▶ _Document excerpt_:
= = = = = = =
Bible 1.0: How Ancient Canon Became Our First Large Language Models

Written by Copernical Team Sunday, 14 December 2025 12:13

font size decrease font size increase font size
Print
Email

Sydney, Australia (SPX) Dec 14, 2025

Modern large language models are treated as something radically new: vast statistical machines trained on almost everything humans have written, and able to regenerate knowledge on demand. Yet in structural terms, humanity has worked with something similar for millennia.

by Simon Mansfield
Sydney, Australia (SPX) Dec 14, 2025

Modern large language models are often treated as something radically new: vast statistical machines trained on almost everything humans have written, now able to regenerate knowledge on demand. Yet in structural terms, humanity has worked with something similar for millennia. As part of a wider Abrahamic "scripture stack" starting with the Torah, the New Testament, and the Qur'an - 'The Bible' - functioned as an early large language model: a compressed corpus of stories, laws, poems, and arguments that societies repeatedly queried to guide life, law, and meaning. While the metaphor is playful, it is also meant literally.

Torah, Testaments, Qur'an as a branching stack

Start with the Torah. In Jewish tradition, the Torah is the foundational set of five books that combine origin stories, law codes, and covenantal narratives. It sits at the core of the broader Hebrew Bible (Tanakh), but has a special status as the primary "specification" of the relationship between God and a people. Christian communities later inherit these same texts, but reframe them as the "Old Testament" and append a new corpus - the New Testament - that interprets and, in some readings, fulfills the earlier material. Centuries after that, the Qur'an appears in a different cultural setting, explicitly positioning itself as confirming and correcting earlier scriptures.

Viewed through the model metaphor, this looks like a branching version history. The Torah is a v1 core library. The Hebrew Bible/Tanakh and the Christian Old Testament are overlapping but not identical distributions, combining that core with different surrounding books and orderings. The New Testament is a major upgrade that layers new narratives and letters on top of shared earlier code, re-using many of the same symbols and phrases but in a new interpretive frame. The Qur'an is a new platform that acknowledges the previous stack, insists on its own primacy, and re-implements key interfaces - prophecy, law, guidance - under a new authority model.
= = = = = = =
▶ _Layout dataset entries_:

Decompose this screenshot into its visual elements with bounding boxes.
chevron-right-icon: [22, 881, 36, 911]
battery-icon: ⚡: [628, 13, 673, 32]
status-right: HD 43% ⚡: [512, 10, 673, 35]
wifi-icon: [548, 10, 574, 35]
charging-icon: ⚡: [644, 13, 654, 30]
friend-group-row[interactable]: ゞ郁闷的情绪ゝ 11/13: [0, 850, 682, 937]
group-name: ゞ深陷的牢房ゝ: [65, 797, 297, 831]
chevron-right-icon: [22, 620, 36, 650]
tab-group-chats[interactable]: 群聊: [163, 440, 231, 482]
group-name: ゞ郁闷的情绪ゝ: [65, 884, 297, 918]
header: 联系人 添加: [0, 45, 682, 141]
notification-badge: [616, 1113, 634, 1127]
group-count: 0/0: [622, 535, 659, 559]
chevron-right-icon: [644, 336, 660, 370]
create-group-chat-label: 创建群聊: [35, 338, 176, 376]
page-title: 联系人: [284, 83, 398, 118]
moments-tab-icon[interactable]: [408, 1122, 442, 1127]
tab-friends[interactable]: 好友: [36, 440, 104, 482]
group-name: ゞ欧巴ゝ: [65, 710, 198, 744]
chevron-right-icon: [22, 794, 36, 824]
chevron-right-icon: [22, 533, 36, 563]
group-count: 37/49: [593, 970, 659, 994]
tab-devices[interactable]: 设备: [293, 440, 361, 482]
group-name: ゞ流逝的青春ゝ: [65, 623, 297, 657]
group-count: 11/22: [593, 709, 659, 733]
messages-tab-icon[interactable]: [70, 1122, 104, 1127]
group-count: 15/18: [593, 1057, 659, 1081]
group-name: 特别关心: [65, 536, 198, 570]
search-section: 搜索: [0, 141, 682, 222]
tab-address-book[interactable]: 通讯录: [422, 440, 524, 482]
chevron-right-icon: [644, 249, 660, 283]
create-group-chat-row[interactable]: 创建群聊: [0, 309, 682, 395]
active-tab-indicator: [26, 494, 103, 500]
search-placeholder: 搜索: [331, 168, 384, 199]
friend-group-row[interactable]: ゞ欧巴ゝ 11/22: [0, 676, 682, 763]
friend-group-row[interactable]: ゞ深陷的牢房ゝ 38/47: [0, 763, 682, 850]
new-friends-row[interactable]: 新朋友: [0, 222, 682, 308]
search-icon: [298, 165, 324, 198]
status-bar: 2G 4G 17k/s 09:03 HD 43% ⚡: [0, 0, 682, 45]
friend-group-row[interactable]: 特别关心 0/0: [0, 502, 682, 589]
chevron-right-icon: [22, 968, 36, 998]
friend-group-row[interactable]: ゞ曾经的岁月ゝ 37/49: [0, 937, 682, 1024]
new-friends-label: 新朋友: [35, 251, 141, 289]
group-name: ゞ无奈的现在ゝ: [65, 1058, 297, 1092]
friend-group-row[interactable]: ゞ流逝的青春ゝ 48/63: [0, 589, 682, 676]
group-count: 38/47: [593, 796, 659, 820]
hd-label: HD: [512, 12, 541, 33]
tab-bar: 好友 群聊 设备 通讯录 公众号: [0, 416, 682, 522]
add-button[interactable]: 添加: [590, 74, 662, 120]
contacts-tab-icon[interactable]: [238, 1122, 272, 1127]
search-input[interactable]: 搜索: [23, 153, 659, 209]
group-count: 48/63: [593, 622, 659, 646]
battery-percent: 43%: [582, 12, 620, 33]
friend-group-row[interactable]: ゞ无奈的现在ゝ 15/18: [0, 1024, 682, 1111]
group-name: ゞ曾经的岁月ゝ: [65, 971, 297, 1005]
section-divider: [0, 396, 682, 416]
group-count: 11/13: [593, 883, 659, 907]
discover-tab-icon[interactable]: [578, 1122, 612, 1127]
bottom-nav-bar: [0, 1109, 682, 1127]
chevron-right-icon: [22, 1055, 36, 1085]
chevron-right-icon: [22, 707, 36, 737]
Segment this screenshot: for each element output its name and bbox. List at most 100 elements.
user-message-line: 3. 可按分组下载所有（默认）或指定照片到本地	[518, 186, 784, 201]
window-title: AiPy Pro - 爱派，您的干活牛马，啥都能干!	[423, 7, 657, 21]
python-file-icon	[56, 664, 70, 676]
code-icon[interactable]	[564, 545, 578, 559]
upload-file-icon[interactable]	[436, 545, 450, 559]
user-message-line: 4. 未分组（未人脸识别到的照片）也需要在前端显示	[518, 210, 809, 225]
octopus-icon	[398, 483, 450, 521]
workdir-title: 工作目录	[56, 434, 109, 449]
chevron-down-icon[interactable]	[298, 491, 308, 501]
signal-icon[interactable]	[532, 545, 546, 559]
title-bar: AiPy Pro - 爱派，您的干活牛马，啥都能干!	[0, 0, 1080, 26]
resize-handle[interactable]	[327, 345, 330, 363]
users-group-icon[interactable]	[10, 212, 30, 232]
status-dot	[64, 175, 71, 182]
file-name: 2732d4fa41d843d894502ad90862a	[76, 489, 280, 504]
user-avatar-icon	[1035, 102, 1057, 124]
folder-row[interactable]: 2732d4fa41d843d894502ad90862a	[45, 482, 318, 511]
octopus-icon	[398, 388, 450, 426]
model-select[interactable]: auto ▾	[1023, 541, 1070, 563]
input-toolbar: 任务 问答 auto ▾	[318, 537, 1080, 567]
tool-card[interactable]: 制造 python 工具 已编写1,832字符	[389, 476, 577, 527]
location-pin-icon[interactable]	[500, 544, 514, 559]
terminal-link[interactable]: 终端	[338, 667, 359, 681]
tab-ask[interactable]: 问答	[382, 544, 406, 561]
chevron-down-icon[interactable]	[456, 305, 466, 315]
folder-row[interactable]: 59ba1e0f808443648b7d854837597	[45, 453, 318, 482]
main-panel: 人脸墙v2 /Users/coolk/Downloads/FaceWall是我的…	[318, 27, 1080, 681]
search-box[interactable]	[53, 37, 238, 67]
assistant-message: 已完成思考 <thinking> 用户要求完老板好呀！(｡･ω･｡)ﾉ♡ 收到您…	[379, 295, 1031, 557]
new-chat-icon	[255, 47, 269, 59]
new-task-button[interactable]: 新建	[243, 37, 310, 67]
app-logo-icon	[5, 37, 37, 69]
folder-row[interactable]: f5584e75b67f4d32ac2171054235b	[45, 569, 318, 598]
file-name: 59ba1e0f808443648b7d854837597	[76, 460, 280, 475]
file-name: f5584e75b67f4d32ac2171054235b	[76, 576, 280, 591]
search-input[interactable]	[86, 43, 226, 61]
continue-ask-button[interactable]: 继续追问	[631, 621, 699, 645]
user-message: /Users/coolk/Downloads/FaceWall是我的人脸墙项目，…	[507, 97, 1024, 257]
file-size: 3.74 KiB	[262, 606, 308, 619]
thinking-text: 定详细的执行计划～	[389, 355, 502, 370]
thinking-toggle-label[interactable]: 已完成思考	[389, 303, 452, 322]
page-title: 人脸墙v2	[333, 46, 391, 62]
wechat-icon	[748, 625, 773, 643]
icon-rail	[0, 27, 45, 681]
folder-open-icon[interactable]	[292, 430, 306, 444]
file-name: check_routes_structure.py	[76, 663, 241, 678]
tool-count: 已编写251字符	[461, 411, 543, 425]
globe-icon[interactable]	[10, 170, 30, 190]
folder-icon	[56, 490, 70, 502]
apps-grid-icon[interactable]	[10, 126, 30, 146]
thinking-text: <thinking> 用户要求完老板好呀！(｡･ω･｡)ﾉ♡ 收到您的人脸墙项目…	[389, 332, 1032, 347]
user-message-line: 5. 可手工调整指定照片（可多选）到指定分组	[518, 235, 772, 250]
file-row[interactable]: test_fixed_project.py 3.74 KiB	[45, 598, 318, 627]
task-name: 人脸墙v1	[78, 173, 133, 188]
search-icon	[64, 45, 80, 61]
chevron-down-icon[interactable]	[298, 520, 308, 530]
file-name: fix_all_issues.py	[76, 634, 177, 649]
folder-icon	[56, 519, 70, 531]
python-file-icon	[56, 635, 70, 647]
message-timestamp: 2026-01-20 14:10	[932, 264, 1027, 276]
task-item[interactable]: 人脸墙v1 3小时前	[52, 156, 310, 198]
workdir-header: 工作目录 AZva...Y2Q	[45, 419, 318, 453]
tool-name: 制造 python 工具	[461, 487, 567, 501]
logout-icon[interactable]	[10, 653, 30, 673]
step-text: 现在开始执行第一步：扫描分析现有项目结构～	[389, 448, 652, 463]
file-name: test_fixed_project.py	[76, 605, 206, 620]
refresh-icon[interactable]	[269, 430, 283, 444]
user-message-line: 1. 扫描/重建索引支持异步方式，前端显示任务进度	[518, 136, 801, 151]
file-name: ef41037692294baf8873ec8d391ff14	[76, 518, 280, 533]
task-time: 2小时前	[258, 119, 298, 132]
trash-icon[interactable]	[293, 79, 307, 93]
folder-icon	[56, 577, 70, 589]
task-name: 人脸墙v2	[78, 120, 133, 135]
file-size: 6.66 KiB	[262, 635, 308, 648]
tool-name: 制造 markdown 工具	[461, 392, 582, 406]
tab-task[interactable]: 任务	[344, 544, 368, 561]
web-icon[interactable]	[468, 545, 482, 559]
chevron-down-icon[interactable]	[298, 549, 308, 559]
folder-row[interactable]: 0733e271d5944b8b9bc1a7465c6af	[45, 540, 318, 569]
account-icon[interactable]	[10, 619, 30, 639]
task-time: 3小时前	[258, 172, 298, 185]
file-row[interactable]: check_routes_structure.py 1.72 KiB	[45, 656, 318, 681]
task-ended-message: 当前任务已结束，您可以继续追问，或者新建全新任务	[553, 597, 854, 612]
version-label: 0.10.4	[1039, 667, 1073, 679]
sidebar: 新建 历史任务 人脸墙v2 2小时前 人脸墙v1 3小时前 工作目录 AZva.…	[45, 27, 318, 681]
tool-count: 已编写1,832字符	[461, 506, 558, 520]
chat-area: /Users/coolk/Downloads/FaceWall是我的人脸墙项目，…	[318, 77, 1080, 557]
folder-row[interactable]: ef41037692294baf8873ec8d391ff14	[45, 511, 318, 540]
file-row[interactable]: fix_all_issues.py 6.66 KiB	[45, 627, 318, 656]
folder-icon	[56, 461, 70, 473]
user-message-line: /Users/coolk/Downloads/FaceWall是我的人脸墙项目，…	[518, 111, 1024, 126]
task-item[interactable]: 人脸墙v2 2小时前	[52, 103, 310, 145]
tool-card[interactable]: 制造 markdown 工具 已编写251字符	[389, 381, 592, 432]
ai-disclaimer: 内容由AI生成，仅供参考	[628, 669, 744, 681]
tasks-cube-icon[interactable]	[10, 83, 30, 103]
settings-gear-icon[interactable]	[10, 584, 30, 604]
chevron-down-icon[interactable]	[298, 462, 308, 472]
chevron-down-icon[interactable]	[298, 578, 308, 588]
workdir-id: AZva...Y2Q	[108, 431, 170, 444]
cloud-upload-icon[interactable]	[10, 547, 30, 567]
= = = = = = =
Please write the next part of the article on scripture as an early large language model, picking up right after its last paragraph.

▶ _The response_:
Crucially, each layer is not just "more text"; each layer encodes a distinct way of seeing the world, of understanding God, and of organizing human life. In machine-learning language, each community is not only using a different dataset, but optimizing for different loss functions.

Structure as code, churches as data centers

One of the most powerful features of this ancient "model" is how neatly it is indexed. Over centuries, the biblical corpus was divided into books, chapters, and verses. Those divisions were not present in the earliest manuscripts in their modern form, but once stabilized they turned scripture into an addressable space: every passage became a callable "function," referenced by a standardized locator. A preacher, jurist, or mystic could point to a book-chapter-verse coordinate and pull that language into a new argument, law, or sermon.

Around this well-indexed corpus grew institutions that look, in informational terms, very much like data centers. Temples, monasteries, schools, and churches housed the physical texts, the trained experts, and the interpretive traditions. Priests, monks, rabbis, and imams acted as programmers and system administrators: they curated the codebase (deciding what counted as canonical text), patched it with commentaries and doctrinal definitions, and controlled who had permission to access or execute certain parts of the system. Ordinary people did not typically read the raw source; they experienced outputs - liturgies, homilies, legal rulings - generated on their behalf.

In that sense, religion did not merely contain knowledge; it provided the architecture and institutional hardware for storing, serving, and updating a civilization's most important shared meanings.

Gatekeeping, God, and the shift to personal access

Running through this entire system is a tension between mediated and direct access to the divine. On one side stand hierarchies in which priests or clergy are necessary intermediaries. They know the languages, manage the rituals, and are authorized to speak for God. They define which queries are valid, which interpretations are orthodox, and which are heretical. Their gatekeeping is not just theological; it is informational and political.

On the other side is a recurring push toward a more direct, "personal" relationship with God. In many Christian settings, this becomes a central theme: the idea that an individual can address God without institutional mediation, read scripture in a vernacular language, and interpret at least some of it without clerical permission. That shift is both a spiritual and a political development. It diffuses authority away from a narrow clerical class and toward individuals and small groups who now claim their own access to the core knowledge stack.

The arrival of the printing press supercharges this trend. Mass-produced Bibles, pamphlets, and polemics make it possible for many more people to own their own copy of the code. The "model" has not changed in content, but the inference layer has been radically decentralized. Instead of a few data centers serving thin clients, suddenly there are thousands of local instances running in homes, taverns, and underground congregations. The battles over heresy, reform, and orthodoxy take on a distinctly informational flavor: who gets to print, translate, and distribute which texts, with what annotations?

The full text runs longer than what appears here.